▶ Task material
+-------+

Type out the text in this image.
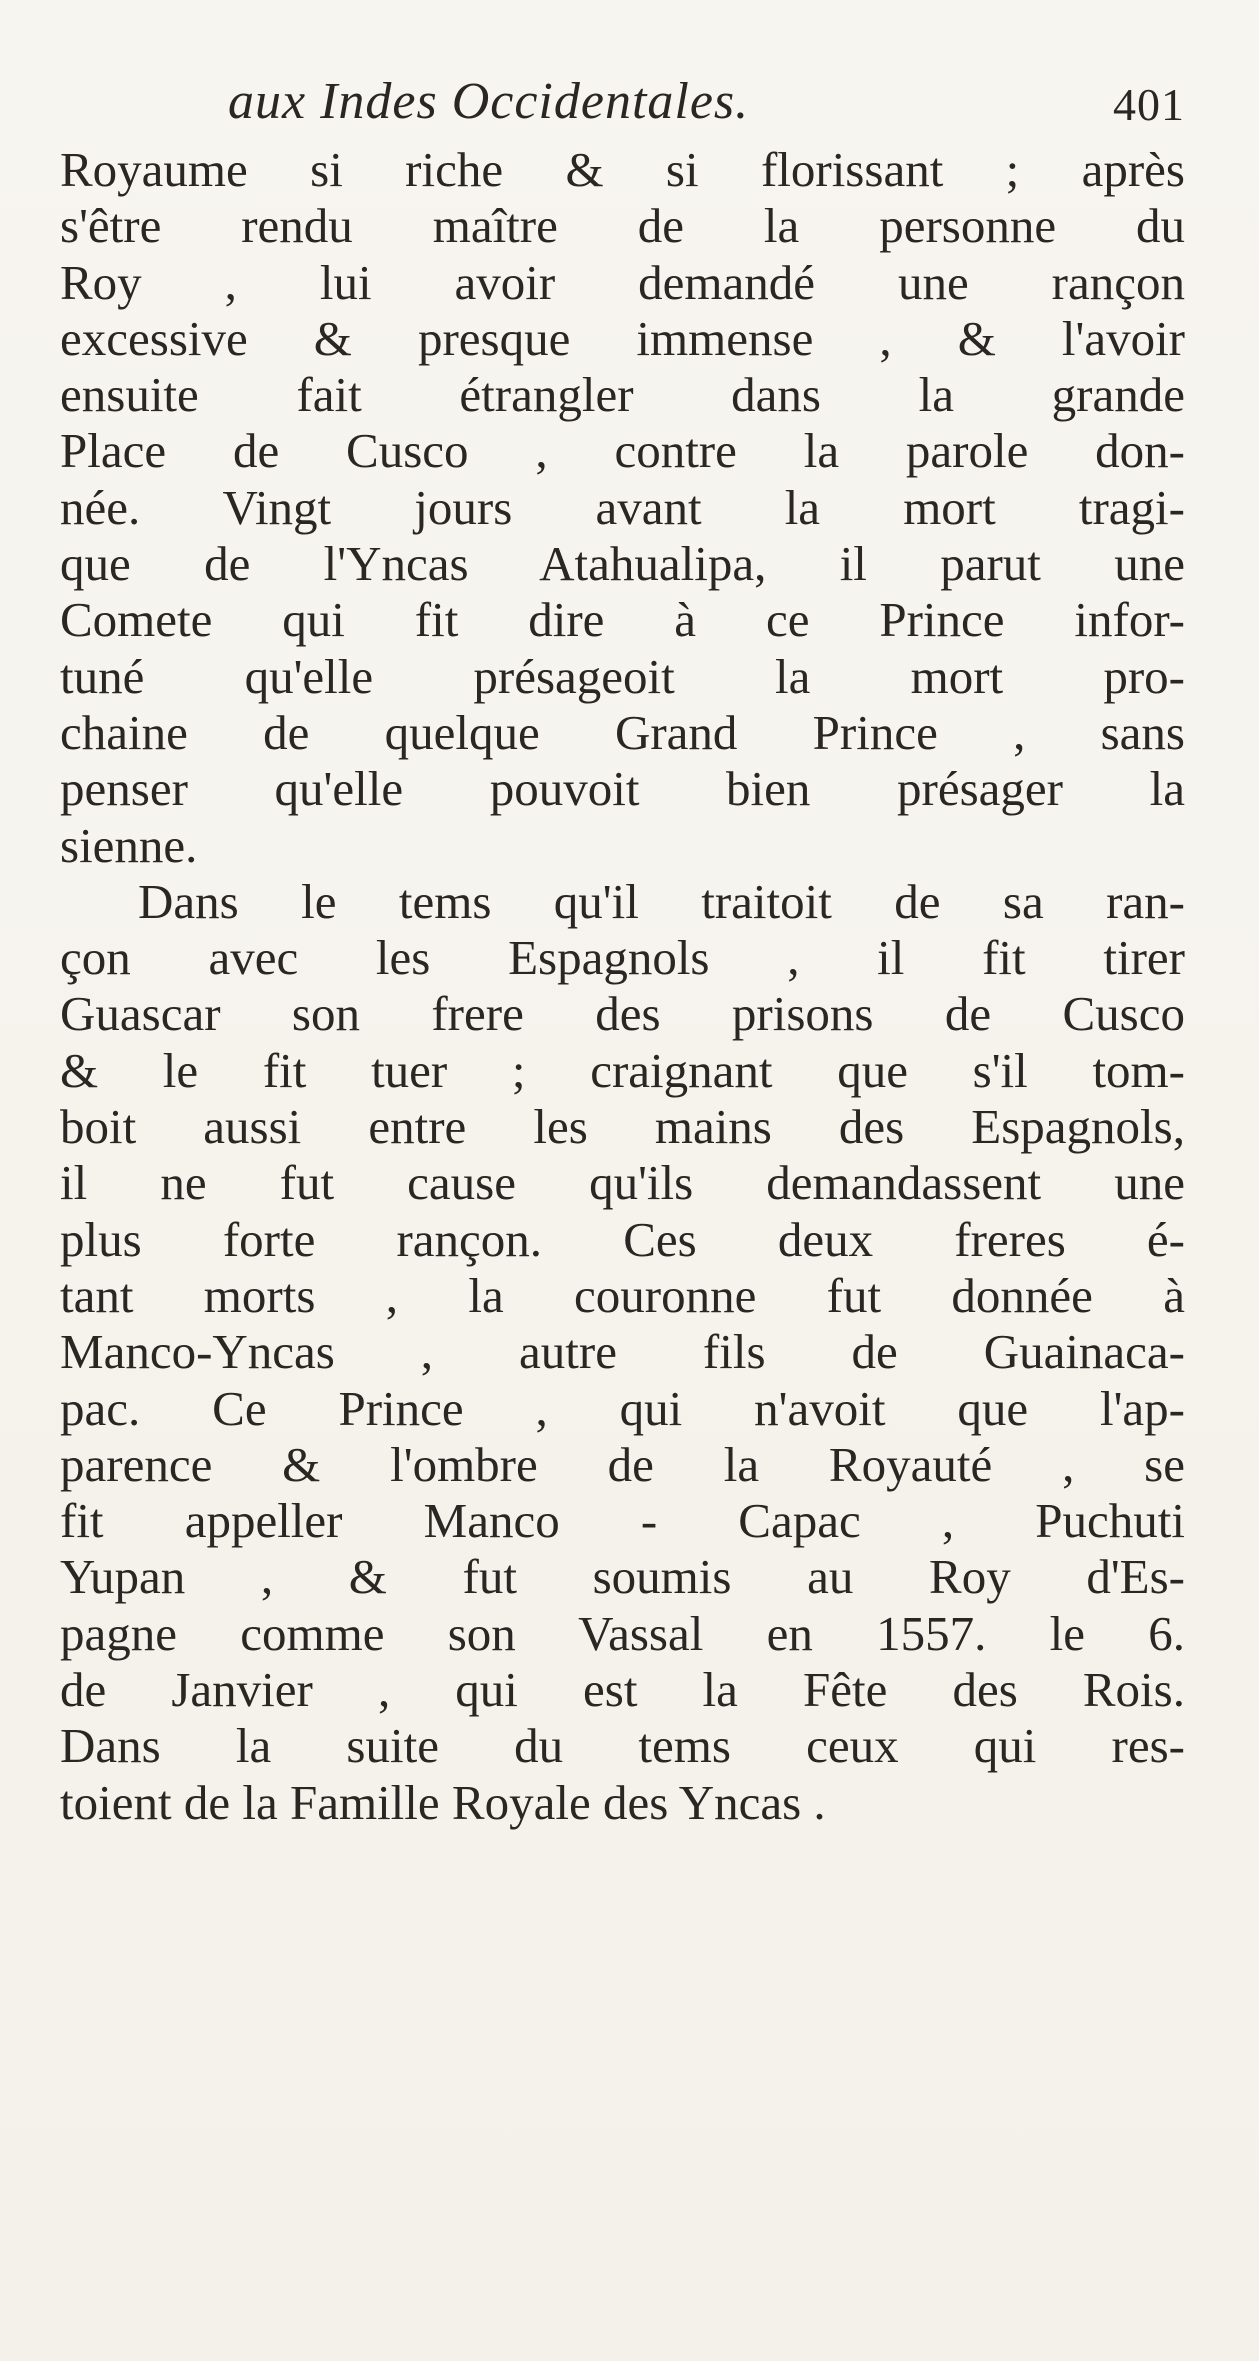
aux Indes Occidentales.	401
Royaume si riche & si florissant ; après
s'être rendu maître de la personne du
Roy , lui avoir demandé une rançon
excessive & presque immense , & l'avoir
ensuite fait étrangler dans la grande
Place de Cusco , contre la parole don-
née. Vingt jours avant la mort tragi-
que de l'Yncas Atahualipa, il parut une
Comete qui fit dire à ce Prince infor-
tuné qu'elle présageoit la mort pro-
chaine de quelque Grand Prince , sans
penser qu'elle pouvoit bien présager la
sienne.
Dans le tems qu'il traitoit de sa ran-
çon avec les Espagnols , il fit tirer
Guascar son frere des prisons de Cusco
& le fit tuer ; craignant que s'il tom-
boit aussi entre les mains des Espagnols,
il ne fut cause qu'ils demandassent une
plus forte rançon. Ces deux freres é-
tant morts , la couronne fut donnée à
Manco-Yncas , autre fils de Guainaca-
pac. Ce Prince , qui n'avoit que l'ap-
parence & l'ombre de la Royauté , se
fit appeller Manco - Capac , Puchuti
Yupan , & fut soumis au Roy d'Es-
pagne comme son Vassal en 1557. le 6.
de Janvier , qui est la Fête des Rois.
Dans la suite du tems ceux qui res-
toient de la Famille Royale des Yncas .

+-------+

▶ The task
From the listing, copy each line containing the word "Yncas".

▶ Task answer
que de l'Yncas Atahualipa, il parut une
Manco-Yncas , autre fils de Guainaca-
toient de la Famille Royale des Yncas .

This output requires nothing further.